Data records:

+++

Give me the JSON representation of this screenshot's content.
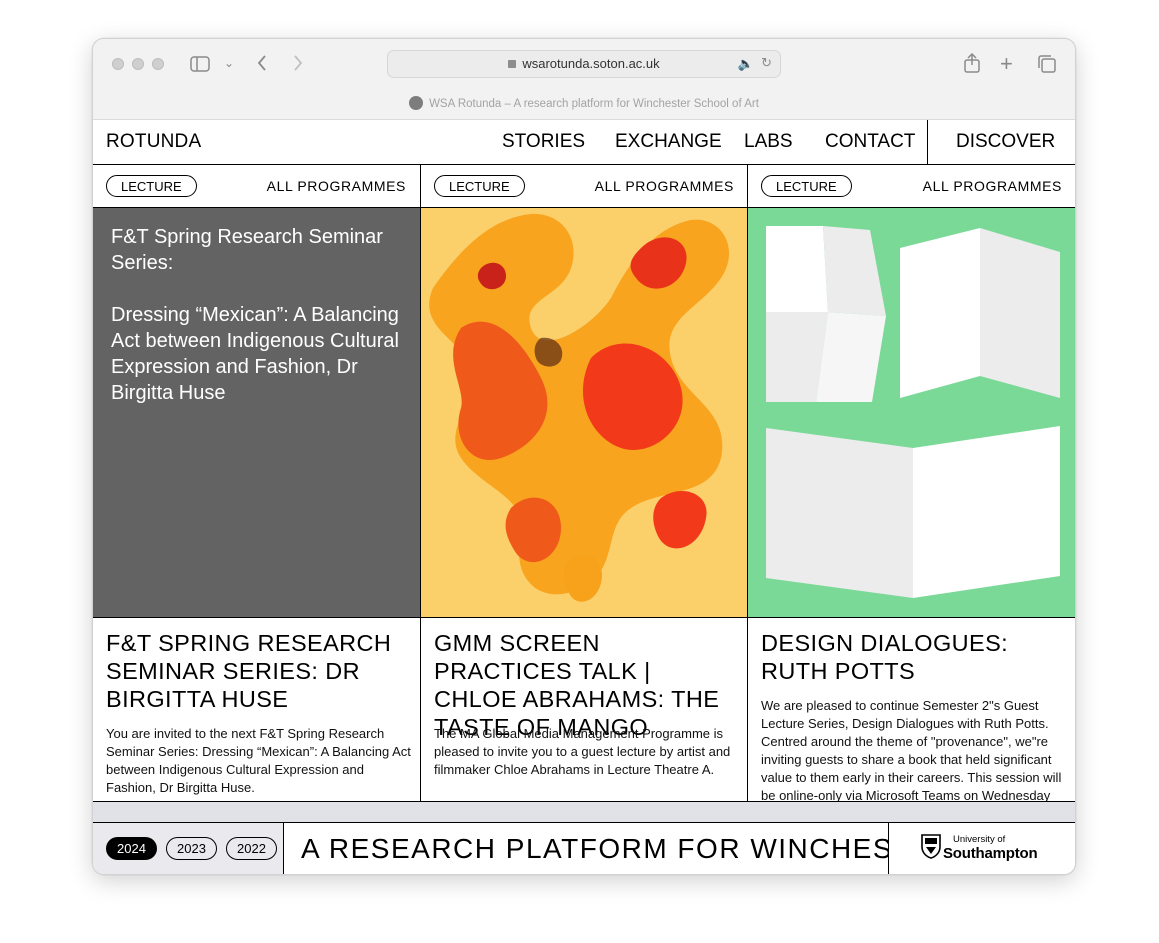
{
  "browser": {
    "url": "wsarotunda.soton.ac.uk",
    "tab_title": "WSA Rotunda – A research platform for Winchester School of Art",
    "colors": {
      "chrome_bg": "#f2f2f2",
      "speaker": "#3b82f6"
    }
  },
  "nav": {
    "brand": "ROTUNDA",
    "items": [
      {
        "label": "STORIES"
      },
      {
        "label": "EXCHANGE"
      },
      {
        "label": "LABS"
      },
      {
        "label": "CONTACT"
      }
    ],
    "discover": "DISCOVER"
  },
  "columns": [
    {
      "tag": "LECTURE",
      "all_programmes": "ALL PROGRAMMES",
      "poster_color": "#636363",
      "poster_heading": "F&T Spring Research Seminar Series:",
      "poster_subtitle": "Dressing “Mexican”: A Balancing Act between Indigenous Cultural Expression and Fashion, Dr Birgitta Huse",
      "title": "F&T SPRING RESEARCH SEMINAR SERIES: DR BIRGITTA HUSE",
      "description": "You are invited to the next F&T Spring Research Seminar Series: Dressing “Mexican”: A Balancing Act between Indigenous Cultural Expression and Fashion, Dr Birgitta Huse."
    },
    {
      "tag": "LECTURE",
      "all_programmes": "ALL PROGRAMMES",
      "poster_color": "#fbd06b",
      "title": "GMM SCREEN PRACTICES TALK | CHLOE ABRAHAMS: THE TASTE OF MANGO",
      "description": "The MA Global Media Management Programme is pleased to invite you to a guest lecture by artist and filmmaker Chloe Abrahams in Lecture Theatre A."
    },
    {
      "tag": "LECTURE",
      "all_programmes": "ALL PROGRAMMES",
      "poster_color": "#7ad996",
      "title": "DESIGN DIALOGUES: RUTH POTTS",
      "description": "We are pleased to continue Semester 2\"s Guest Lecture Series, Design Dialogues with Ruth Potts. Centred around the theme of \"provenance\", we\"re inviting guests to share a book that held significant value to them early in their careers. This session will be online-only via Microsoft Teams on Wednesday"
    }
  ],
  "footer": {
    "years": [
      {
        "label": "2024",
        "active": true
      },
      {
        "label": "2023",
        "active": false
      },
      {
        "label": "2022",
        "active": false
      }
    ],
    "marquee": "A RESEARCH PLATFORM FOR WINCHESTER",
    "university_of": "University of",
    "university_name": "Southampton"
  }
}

+++

* OBJECTIVE *
Retype everything in the material word for word, minus pictures.

* OUTPUT OF THE EXERCISE *
Give me the JSON representation of this screenshot's content.
{
  "browser": {
    "url": "wsarotunda.soton.ac.uk",
    "tab_title": "WSA Rotunda – A research platform for Winchester School of Art",
    "colors": {
      "chrome_bg": "#f2f2f2",
      "speaker": "#3b82f6"
    }
  },
  "nav": {
    "brand": "ROTUNDA",
    "items": [
      {
        "label": "STORIES"
      },
      {
        "label": "EXCHANGE"
      },
      {
        "label": "LABS"
      },
      {
        "label": "CONTACT"
      }
    ],
    "discover": "DISCOVER"
  },
  "columns": [
    {
      "tag": "LECTURE",
      "all_programmes": "ALL PROGRAMMES",
      "poster_color": "#636363",
      "poster_heading": "F&T Spring Research Seminar Series:",
      "poster_subtitle": "Dressing “Mexican”: A Balancing Act between Indigenous Cultural Expression and Fashion, Dr Birgitta Huse",
      "title": "F&T SPRING RESEARCH SEMINAR SERIES: DR BIRGITTA HUSE",
      "description": "You are invited to the next F&T Spring Research Seminar Series: Dressing “Mexican”: A Balancing Act between Indigenous Cultural Expression and Fashion, Dr Birgitta Huse."
    },
    {
      "tag": "LECTURE",
      "all_programmes": "ALL PROGRAMMES",
      "poster_color": "#fbd06b",
      "title": "GMM SCREEN PRACTICES TALK | CHLOE ABRAHAMS: THE TASTE OF MANGO",
      "description": "The MA Global Media Management Programme is pleased to invite you to a guest lecture by artist and filmmaker Chloe Abrahams in Lecture Theatre A."
    },
    {
      "tag": "LECTURE",
      "all_programmes": "ALL PROGRAMMES",
      "poster_color": "#7ad996",
      "title": "DESIGN DIALOGUES: RUTH POTTS",
      "description": "We are pleased to continue Semester 2\"s Guest Lecture Series, Design Dialogues with Ruth Potts. Centred around the theme of \"provenance\", we\"re inviting guests to share a book that held significant value to them early in their careers. This session will be online-only via Microsoft Teams on Wednesday"
    }
  ],
  "footer": {
    "years": [
      {
        "label": "2024",
        "active": true
      },
      {
        "label": "2023",
        "active": false
      },
      {
        "label": "2022",
        "active": false
      }
    ],
    "marquee": "A RESEARCH PLATFORM FOR WINCHESTER",
    "university_of": "University of",
    "university_name": "Southampton"
  }
}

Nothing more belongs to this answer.